*Short task:* Go through the material below and count the lines with the string "ELEMENTAIRE"; the number is the whole answer.

*Supplied information:*
+ + + + +

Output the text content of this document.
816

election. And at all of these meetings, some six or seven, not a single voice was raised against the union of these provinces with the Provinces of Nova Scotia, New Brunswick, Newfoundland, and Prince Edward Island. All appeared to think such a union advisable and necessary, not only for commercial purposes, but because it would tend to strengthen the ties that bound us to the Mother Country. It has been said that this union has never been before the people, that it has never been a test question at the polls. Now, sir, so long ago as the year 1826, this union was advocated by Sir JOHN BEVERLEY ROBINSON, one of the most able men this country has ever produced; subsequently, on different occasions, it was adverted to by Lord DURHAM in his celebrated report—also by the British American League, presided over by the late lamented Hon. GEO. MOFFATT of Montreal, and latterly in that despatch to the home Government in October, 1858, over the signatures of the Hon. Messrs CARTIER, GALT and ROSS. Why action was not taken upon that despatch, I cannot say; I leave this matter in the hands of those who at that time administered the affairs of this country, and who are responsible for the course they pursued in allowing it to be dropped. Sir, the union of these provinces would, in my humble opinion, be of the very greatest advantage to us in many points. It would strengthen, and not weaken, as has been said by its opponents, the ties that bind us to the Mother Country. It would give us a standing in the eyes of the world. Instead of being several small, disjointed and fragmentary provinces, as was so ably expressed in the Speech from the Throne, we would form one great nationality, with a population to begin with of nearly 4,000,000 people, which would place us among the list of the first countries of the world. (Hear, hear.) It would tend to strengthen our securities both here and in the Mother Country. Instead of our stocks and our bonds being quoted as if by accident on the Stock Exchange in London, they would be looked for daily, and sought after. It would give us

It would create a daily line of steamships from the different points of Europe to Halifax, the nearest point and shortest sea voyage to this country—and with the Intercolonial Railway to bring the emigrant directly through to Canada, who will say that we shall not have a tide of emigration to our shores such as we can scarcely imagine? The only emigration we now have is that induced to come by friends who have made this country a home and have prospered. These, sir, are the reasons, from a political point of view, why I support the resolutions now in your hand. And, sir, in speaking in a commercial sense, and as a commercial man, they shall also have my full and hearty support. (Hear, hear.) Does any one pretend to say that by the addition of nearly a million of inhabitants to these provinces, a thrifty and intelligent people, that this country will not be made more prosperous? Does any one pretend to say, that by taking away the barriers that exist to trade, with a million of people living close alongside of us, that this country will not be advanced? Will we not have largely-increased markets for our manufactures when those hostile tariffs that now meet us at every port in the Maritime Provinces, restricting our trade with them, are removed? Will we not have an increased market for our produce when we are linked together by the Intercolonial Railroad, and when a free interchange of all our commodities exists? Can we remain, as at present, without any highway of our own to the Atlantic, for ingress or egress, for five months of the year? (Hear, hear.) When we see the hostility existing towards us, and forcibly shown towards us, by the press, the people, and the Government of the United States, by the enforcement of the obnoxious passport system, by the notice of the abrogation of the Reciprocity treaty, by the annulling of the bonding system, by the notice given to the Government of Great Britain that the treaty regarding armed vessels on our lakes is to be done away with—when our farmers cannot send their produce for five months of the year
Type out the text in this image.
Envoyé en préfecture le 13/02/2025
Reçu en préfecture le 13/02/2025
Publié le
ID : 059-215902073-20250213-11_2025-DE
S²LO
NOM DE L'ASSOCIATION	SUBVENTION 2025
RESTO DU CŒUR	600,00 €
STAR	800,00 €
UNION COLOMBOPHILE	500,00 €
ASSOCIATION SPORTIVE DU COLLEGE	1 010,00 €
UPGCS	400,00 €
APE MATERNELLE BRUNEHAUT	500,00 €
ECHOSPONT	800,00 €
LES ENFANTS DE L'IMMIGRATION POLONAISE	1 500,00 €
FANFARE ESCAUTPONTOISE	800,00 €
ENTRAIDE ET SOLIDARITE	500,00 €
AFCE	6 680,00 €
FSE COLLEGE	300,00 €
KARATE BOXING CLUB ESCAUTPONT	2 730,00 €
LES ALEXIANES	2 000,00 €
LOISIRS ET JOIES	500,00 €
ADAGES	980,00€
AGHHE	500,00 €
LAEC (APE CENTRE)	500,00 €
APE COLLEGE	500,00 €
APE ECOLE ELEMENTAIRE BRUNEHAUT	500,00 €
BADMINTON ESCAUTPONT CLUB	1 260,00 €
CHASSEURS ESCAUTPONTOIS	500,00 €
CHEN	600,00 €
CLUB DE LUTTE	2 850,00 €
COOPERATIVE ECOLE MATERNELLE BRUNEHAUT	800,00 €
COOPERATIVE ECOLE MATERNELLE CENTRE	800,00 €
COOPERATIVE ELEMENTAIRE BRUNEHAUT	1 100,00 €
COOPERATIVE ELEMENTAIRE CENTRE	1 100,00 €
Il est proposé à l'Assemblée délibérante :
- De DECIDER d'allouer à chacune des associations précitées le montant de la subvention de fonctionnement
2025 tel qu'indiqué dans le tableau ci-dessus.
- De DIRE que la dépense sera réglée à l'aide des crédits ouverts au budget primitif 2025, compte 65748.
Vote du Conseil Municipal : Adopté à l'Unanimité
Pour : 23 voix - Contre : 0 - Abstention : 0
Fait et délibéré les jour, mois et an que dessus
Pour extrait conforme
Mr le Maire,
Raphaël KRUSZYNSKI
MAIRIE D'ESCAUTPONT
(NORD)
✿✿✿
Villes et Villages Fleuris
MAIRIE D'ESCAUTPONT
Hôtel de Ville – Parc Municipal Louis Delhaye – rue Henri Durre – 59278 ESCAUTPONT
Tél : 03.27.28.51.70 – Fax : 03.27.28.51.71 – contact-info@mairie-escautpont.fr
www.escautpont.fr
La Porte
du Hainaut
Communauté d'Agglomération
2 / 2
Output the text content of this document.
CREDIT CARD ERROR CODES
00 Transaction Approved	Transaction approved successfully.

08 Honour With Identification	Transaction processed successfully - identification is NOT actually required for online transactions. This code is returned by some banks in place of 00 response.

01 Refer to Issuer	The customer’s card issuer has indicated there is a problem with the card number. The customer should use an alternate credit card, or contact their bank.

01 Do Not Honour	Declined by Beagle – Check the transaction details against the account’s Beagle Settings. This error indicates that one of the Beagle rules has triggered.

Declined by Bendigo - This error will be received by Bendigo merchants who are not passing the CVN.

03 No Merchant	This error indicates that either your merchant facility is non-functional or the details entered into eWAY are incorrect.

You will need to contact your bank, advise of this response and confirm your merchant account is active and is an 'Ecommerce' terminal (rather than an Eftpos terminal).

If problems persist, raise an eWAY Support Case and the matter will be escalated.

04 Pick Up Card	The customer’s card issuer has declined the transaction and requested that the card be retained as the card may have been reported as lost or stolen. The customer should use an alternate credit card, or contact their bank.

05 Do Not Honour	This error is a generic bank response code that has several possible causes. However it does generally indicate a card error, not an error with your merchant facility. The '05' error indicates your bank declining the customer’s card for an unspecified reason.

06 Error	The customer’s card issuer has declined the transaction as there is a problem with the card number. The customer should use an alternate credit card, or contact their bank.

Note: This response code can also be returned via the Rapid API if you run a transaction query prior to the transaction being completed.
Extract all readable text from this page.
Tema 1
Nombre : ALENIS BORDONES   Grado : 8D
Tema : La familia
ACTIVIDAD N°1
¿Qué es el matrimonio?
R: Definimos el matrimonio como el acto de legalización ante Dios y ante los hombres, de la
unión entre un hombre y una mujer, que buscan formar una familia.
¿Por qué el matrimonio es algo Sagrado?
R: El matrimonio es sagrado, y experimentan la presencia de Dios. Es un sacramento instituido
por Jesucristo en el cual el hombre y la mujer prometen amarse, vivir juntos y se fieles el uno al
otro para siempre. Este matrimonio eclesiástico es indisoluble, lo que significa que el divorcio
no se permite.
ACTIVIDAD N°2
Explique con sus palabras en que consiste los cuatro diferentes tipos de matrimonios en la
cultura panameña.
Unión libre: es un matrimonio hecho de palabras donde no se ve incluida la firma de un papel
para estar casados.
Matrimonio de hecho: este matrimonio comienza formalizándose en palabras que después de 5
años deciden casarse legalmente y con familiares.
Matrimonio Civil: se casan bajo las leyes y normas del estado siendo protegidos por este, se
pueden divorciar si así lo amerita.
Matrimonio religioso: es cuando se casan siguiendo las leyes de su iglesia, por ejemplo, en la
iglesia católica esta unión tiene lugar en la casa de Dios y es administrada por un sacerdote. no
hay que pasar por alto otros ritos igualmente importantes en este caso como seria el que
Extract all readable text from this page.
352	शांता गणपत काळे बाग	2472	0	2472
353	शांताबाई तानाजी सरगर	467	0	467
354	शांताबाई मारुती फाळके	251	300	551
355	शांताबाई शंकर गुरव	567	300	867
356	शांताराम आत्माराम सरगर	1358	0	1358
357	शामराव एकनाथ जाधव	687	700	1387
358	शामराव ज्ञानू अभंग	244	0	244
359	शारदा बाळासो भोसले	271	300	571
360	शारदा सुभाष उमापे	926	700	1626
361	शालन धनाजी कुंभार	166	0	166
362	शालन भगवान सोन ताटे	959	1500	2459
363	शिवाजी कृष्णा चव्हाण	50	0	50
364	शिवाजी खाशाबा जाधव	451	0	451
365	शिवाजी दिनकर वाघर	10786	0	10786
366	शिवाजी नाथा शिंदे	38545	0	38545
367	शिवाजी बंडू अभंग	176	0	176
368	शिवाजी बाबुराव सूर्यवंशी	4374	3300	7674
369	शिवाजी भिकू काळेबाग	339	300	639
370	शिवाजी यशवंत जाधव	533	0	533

+ + + + +

*Problem solution:* 3